Zu erledigen:
Gib aus dem Auszug über Kienzls Lieder den Wortlaut zwischen „Christiane Libor, eine“ und „ans Tageslicht bringen.“ unverändert zurück, beide Stellen eingeschlossen.

Auszug:
---

Melodienreich und "dankbar" für alle Beteiligten, auch die Frau oder den Mann am Klavier, präsentieren sich die im "Vol.1" der Kienzl-Edition versammelten Piècen aus den unterschiedlichsten Schaffensperioden; Gefällig-Kantables ist reichhaltiger vertreten als aufgeraute "Ausdruckslieder" (ein paarmal vertont Wilhelm Kienzl Gedichte, die uns mit Musik von Franz Schubert vertraut sind), aber dank des Wechselspiels zwischen Sopran-, Tenor- und Bariton-Kompositionen erlahmt das Ohr nicht.

Preziosen in guter Sängerbesetzung

Christiane Libor, eine "Fidelio"-Lenore, Marschallin und Isolde der Opernbühne, der von Hohenemser und Schwarzenberger Schubertiaden her bekannte Carsten Süss und Jochen Kupfer, zuletzt als Don Giovanni an der Komischen Oper Berlin und der Semperoper Dresden erfolgreich, ergeben ein junges Trio, das auch aus Kienzls Texten etwas "macht".

Schön wär's, wenn das bei uns jemand eingefallen wäre, diese Kienzl-Preziosen in guter Sängerbesetzung der Vergessenheit zu entreißen, aber: es musste der Anstoß aus Großbritannien kommen ... "Vol.2" (und darüber hinaus?) wird hoffentlich noch viel mehr schöne und die Wiederentdeckung lohnende Lieder aus der Feder des speziell mit der Stadt Graz so eng verbundenen Musikers neu ans Tageslicht bringen.

---

Datenzeilen:
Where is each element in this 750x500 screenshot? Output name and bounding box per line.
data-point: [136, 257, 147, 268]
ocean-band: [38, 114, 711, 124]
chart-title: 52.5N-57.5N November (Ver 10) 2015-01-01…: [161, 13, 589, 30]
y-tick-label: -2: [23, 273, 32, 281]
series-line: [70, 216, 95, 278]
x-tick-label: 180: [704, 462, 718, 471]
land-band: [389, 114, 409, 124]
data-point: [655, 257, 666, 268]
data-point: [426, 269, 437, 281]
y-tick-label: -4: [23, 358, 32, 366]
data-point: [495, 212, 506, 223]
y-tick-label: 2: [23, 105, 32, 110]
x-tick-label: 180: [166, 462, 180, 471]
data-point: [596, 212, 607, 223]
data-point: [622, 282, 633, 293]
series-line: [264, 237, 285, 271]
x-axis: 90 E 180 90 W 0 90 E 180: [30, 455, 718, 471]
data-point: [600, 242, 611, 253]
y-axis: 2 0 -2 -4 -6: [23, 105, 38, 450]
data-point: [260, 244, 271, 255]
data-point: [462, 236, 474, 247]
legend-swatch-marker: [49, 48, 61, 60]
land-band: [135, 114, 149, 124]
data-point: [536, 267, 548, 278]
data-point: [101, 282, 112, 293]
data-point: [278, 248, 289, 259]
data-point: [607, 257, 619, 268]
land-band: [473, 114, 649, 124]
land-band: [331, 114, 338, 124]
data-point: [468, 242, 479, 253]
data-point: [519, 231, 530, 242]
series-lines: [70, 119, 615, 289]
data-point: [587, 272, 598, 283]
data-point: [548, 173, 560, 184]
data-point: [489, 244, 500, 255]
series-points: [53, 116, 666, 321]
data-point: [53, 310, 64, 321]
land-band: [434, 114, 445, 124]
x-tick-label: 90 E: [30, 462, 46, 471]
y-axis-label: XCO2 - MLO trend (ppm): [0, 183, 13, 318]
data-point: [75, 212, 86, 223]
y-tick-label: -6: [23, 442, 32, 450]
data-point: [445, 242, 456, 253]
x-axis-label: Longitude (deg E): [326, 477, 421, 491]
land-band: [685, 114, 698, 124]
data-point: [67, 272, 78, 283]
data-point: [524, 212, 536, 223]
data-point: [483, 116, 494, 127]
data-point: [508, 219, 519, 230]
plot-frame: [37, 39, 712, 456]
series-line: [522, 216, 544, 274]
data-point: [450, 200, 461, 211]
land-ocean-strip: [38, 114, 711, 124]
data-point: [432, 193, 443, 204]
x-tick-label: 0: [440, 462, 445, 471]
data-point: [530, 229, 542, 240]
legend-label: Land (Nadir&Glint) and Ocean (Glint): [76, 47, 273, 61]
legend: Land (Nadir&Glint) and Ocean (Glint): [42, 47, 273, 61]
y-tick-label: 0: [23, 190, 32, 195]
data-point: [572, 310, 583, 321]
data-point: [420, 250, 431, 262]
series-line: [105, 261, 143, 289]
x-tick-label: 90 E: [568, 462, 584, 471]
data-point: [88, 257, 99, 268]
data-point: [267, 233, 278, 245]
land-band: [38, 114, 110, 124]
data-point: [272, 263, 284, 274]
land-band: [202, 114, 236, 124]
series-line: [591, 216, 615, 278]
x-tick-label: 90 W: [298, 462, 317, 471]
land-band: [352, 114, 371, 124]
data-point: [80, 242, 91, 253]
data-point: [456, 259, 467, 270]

---

Erledigte Aufgabe:
Christiane Libor, eine "Fidelio"-Lenore, Marschallin und Isolde der Opernbühne, der von Hohenemser und Schwarzenberger Schubertiaden her bekannte Carsten Süss und Jochen Kupfer, zuletzt als Don Giovanni an der Komischen Oper Berlin und der Semperoper Dresden erfolgreich, ergeben ein junges Trio, das auch aus Kienzls Texten etwas "macht".

Schön wär's, wenn das bei uns jemand eingefallen wäre, diese Kienzl-Preziosen in guter Sängerbesetzung der Vergessenheit zu entreißen, aber: es musste der Anstoß aus Großbritannien kommen ... "Vol.2" (und darüber hinaus?) wird hoffentlich noch viel mehr schöne und die Wiederentdeckung lohnende Lieder aus der Feder des speziell mit der Stadt Graz so eng verbundenen Musikers neu ans Tageslicht bringen.